### Given exercise
Out of the lines below, please list those that hold the string "Nomes".

### Record list
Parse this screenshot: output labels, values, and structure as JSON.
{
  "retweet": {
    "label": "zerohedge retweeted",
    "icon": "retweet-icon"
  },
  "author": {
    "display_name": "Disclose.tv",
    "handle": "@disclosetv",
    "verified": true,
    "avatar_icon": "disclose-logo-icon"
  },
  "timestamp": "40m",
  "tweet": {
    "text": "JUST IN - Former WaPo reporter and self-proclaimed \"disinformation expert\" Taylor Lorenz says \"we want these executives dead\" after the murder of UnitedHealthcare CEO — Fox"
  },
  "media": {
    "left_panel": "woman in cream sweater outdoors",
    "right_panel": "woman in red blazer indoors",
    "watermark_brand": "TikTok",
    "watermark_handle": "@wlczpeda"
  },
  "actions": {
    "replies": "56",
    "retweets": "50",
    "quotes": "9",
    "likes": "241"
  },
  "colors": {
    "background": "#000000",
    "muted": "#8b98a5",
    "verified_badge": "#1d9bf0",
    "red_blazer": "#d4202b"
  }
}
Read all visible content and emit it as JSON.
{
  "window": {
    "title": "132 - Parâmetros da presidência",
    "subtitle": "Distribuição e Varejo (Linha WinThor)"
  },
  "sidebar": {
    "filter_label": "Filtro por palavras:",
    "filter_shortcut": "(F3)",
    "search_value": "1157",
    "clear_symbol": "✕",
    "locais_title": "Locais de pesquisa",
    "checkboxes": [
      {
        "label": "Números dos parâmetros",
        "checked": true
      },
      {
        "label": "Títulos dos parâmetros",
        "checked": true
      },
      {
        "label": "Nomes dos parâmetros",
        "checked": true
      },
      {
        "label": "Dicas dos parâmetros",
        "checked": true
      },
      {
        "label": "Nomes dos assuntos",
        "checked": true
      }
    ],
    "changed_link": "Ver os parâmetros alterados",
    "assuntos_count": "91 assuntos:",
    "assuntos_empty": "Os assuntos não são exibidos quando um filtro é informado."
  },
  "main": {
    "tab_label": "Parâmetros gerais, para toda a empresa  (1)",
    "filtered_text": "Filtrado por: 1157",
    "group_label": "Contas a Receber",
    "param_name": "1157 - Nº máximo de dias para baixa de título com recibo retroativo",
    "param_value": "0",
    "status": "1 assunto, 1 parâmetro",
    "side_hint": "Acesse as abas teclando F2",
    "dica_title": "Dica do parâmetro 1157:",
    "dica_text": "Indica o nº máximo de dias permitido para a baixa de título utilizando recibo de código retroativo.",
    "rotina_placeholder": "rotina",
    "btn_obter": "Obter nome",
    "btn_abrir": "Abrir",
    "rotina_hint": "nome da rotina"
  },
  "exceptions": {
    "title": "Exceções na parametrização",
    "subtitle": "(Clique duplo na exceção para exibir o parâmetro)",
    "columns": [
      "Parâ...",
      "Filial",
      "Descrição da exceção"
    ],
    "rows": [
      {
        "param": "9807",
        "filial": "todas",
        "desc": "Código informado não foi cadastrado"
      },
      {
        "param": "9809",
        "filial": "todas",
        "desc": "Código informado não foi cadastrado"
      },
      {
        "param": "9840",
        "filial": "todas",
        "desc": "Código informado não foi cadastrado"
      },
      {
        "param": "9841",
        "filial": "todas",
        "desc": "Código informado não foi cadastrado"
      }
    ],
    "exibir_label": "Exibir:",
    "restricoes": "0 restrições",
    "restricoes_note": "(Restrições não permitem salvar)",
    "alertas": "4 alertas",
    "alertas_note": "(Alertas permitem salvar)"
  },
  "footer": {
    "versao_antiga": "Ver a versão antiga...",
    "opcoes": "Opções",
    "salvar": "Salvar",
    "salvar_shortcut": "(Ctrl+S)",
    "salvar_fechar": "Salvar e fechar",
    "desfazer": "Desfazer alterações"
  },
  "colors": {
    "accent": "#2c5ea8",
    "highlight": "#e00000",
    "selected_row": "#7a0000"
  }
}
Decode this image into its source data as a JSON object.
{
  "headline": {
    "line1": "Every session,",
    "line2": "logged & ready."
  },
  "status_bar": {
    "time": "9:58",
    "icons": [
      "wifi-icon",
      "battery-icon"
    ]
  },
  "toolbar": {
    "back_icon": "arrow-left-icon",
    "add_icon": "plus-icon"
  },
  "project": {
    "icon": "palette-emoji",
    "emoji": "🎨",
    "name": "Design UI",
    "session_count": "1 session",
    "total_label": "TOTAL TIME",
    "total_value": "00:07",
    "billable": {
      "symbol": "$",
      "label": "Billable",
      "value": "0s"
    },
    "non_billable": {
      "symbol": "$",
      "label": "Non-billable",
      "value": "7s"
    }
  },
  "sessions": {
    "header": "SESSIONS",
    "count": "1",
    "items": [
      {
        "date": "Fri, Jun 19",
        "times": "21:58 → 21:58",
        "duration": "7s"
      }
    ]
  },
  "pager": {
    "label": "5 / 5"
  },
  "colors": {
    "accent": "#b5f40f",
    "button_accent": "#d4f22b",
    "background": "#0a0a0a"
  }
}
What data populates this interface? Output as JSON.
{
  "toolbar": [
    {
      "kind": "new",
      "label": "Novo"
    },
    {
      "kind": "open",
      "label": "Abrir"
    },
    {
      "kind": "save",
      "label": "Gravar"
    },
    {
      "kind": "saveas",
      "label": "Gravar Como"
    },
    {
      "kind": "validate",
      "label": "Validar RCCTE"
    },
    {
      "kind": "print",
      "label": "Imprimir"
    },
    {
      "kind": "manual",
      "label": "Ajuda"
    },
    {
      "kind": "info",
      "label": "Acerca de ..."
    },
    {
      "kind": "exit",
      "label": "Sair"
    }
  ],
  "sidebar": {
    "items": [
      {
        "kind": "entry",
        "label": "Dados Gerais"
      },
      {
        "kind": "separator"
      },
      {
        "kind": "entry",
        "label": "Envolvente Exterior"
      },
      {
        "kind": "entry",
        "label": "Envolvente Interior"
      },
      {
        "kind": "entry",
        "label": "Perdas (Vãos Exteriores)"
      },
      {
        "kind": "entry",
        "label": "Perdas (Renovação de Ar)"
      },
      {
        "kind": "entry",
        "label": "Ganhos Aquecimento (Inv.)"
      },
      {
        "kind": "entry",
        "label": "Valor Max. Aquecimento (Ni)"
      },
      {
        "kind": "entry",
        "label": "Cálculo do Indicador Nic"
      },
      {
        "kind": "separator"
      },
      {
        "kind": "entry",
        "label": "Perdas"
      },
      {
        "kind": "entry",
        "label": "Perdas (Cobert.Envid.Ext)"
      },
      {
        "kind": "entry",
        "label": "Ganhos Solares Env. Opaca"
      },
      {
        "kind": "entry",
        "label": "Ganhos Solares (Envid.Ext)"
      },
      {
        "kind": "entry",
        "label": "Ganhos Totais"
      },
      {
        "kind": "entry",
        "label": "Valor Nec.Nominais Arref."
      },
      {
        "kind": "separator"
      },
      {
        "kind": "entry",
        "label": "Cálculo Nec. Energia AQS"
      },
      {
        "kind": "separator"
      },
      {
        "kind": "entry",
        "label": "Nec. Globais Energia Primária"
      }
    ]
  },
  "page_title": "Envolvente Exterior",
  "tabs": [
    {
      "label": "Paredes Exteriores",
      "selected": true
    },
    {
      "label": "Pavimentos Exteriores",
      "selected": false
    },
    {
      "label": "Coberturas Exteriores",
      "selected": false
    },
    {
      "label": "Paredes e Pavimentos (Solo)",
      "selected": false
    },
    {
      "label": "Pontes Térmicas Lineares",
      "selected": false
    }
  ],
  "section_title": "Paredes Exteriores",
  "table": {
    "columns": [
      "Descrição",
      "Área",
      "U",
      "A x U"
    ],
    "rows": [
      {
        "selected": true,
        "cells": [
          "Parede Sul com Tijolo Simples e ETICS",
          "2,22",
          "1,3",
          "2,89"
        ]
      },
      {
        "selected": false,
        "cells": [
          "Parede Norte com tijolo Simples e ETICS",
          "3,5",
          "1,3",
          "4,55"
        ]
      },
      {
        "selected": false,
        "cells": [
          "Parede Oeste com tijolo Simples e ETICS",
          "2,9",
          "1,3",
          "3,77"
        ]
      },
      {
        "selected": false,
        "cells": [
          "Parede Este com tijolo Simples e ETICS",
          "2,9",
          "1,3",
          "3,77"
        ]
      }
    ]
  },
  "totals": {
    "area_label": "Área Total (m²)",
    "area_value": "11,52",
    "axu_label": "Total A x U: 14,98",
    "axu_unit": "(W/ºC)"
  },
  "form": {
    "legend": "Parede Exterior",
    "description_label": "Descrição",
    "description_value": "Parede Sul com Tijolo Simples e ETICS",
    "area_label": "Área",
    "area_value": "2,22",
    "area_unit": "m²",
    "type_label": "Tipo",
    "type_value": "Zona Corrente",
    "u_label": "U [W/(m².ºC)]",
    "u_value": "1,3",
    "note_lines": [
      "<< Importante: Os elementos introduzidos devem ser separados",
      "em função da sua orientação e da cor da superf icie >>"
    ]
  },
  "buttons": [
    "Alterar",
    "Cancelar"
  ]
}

### Output of the exercise
        "label": "Nomes dos parâmetros",
        "label": "Nomes dos assuntos",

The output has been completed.